— What needs to be done —
Reproduce every line of the listing below, switching "Phase transition" to "Transition zone" wherever it occurs and leaving everything else unchanged.

— Task inputs —
================
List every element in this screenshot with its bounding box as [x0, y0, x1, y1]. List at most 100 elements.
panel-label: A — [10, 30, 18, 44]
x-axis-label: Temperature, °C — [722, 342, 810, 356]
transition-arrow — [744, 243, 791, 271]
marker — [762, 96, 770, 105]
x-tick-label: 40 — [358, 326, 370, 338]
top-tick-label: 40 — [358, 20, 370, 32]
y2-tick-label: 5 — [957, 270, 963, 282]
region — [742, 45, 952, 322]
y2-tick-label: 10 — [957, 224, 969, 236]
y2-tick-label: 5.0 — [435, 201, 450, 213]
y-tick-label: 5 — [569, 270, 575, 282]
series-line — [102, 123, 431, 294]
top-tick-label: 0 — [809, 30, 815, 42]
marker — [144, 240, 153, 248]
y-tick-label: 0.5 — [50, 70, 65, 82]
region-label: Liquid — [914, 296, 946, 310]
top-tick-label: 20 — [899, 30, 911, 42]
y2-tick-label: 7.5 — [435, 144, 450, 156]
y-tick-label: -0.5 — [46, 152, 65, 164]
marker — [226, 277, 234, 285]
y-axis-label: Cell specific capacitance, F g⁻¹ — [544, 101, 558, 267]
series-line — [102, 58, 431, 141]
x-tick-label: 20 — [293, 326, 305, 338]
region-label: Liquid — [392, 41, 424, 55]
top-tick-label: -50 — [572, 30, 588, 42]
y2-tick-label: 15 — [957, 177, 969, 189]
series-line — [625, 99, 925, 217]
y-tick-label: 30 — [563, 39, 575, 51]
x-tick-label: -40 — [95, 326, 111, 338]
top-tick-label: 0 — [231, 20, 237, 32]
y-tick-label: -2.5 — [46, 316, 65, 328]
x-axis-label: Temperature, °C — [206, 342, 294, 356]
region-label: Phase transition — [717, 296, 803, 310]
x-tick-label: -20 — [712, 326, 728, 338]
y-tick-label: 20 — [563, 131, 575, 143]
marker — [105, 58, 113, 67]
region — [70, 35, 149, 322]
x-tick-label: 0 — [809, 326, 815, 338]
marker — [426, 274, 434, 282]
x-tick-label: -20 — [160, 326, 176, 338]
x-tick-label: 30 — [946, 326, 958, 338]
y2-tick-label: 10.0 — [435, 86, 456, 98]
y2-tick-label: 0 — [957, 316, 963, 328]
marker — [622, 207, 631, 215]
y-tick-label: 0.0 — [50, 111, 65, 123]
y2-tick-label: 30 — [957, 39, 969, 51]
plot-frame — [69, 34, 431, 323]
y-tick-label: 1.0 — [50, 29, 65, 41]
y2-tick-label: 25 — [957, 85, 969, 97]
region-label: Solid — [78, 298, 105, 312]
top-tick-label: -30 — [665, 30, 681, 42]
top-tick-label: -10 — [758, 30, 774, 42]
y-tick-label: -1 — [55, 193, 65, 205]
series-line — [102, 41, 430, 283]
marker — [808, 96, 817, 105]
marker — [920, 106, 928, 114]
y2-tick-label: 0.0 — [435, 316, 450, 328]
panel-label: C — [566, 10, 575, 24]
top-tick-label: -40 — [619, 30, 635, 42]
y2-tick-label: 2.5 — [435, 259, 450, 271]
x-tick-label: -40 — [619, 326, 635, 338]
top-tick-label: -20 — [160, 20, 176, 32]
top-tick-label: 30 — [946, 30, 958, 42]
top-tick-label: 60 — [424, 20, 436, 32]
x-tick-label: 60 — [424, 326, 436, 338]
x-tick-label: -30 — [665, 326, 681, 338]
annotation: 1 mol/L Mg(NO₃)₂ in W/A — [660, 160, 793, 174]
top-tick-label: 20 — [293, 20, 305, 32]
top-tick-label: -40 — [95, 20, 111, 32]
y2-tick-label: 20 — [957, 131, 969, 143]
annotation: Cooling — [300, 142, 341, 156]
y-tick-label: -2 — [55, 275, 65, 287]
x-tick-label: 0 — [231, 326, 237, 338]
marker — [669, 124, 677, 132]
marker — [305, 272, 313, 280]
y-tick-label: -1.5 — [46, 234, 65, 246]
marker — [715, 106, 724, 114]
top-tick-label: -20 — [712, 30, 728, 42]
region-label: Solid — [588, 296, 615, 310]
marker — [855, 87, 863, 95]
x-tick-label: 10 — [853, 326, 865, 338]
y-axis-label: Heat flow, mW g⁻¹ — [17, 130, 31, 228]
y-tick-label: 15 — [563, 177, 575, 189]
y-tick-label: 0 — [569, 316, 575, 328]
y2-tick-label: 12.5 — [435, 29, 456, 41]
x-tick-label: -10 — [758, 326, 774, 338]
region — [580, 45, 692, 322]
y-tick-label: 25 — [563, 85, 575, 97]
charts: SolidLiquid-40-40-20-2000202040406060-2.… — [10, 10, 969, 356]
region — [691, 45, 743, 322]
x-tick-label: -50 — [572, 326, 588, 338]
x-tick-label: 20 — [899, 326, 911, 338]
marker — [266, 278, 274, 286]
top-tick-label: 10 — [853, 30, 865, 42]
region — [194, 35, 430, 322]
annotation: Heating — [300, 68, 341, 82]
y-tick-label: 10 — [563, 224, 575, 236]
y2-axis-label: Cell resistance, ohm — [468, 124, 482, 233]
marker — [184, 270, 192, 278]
================
— Result below —
List every element in this screenshot with its bounding box as [x0, y0, x1, y1]. List at most 100 elements.
panel-label: A — [10, 30, 18, 44]
x-axis-label: Temperature, °C — [722, 342, 810, 356]
transition-arrow — [744, 243, 791, 271]
marker — [762, 96, 770, 105]
x-tick-label: 40 — [358, 326, 370, 338]
top-tick-label: 40 — [358, 20, 370, 32]
y2-tick-label: 5 — [957, 270, 963, 282]
region — [742, 45, 952, 322]
y2-tick-label: 10 — [957, 224, 969, 236]
y2-tick-label: 5.0 — [435, 201, 450, 213]
y-tick-label: 5 — [569, 270, 575, 282]
series-line — [102, 123, 431, 294]
top-tick-label: 0 — [809, 30, 815, 42]
marker — [144, 240, 153, 248]
y-tick-label: 0.5 — [50, 70, 65, 82]
region-label: Liquid — [914, 296, 946, 310]
top-tick-label: 20 — [899, 30, 911, 42]
y2-tick-label: 7.5 — [435, 144, 450, 156]
y-tick-label: -0.5 — [46, 152, 65, 164]
marker — [226, 277, 234, 285]
y-axis-label: Cell specific capacitance, F g⁻¹ — [544, 101, 558, 267]
series-line — [102, 58, 431, 141]
x-tick-label: 20 — [293, 326, 305, 338]
region-label: Liquid — [392, 41, 424, 55]
top-tick-label: -50 — [572, 30, 588, 42]
y2-tick-label: 15 — [957, 177, 969, 189]
series-line — [625, 99, 925, 217]
y-tick-label: 30 — [563, 39, 575, 51]
x-tick-label: -40 — [95, 326, 111, 338]
top-tick-label: 0 — [231, 20, 237, 32]
y-tick-label: -2.5 — [46, 316, 65, 328]
x-axis-label: Temperature, °C — [206, 342, 294, 356]
region-label: Transition zone — [717, 296, 803, 310]
x-tick-label: -20 — [712, 326, 728, 338]
y-tick-label: 20 — [563, 131, 575, 143]
marker — [105, 58, 113, 67]
region — [70, 35, 149, 322]
x-tick-label: 0 — [809, 326, 815, 338]
marker — [426, 274, 434, 282]
x-tick-label: -20 — [160, 326, 176, 338]
x-tick-label: 30 — [946, 326, 958, 338]
y2-tick-label: 10.0 — [435, 86, 456, 98]
y2-tick-label: 0 — [957, 316, 963, 328]
marker — [622, 207, 631, 215]
y-tick-label: 0.0 — [50, 111, 65, 123]
y2-tick-label: 30 — [957, 39, 969, 51]
plot-frame — [69, 34, 431, 323]
y-tick-label: 1.0 — [50, 29, 65, 41]
y2-tick-label: 25 — [957, 85, 969, 97]
region-label: Solid — [78, 298, 105, 312]
top-tick-label: -30 — [665, 30, 681, 42]
top-tick-label: -10 — [758, 30, 774, 42]
y-tick-label: -1 — [55, 193, 65, 205]
series-line — [102, 41, 430, 283]
marker — [808, 96, 817, 105]
marker — [920, 106, 928, 114]
y2-tick-label: 0.0 — [435, 316, 450, 328]
panel-label: C — [566, 10, 575, 24]
top-tick-label: -40 — [619, 30, 635, 42]
y2-tick-label: 2.5 — [435, 259, 450, 271]
x-tick-label: -40 — [619, 326, 635, 338]
top-tick-label: -20 — [160, 20, 176, 32]
top-tick-label: 30 — [946, 30, 958, 42]
top-tick-label: 60 — [424, 20, 436, 32]
x-tick-label: 60 — [424, 326, 436, 338]
x-tick-label: -30 — [665, 326, 681, 338]
annotation: 1 mol/L Mg(NO₃)₂ in W/A — [660, 160, 793, 174]
top-tick-label: 20 — [293, 20, 305, 32]
top-tick-label: -40 — [95, 20, 111, 32]
y2-tick-label: 20 — [957, 131, 969, 143]
annotation: Cooling — [300, 142, 341, 156]
y-tick-label: -2 — [55, 275, 65, 287]
x-tick-label: 0 — [231, 326, 237, 338]
marker — [669, 124, 677, 132]
marker — [305, 272, 313, 280]
y-tick-label: -1.5 — [46, 234, 65, 246]
marker — [715, 106, 724, 114]
top-tick-label: -20 — [712, 30, 728, 42]
region-label: Solid — [588, 296, 615, 310]
marker — [855, 87, 863, 95]
x-tick-label: 10 — [853, 326, 865, 338]
y-axis-label: Heat flow, mW g⁻¹ — [17, 130, 31, 228]
y-tick-label: 15 — [563, 177, 575, 189]
y-tick-label: 0 — [569, 316, 575, 328]
y2-tick-label: 12.5 — [435, 29, 456, 41]
x-tick-label: -10 — [758, 326, 774, 338]
region — [580, 45, 692, 322]
y-tick-label: 25 — [563, 85, 575, 97]
charts: SolidLiquid-40-40-20-2000202040406060-2.… — [10, 10, 969, 356]
region — [691, 45, 743, 322]
x-tick-label: -50 — [572, 326, 588, 338]
x-tick-label: 20 — [899, 326, 911, 338]
marker — [266, 278, 274, 286]
top-tick-label: 10 — [853, 30, 865, 42]
region — [194, 35, 430, 322]
annotation: Heating — [300, 68, 341, 82]
y-tick-label: 10 — [563, 224, 575, 236]
y2-axis-label: Cell resistance, ohm — [468, 124, 482, 233]
marker — [184, 270, 192, 278]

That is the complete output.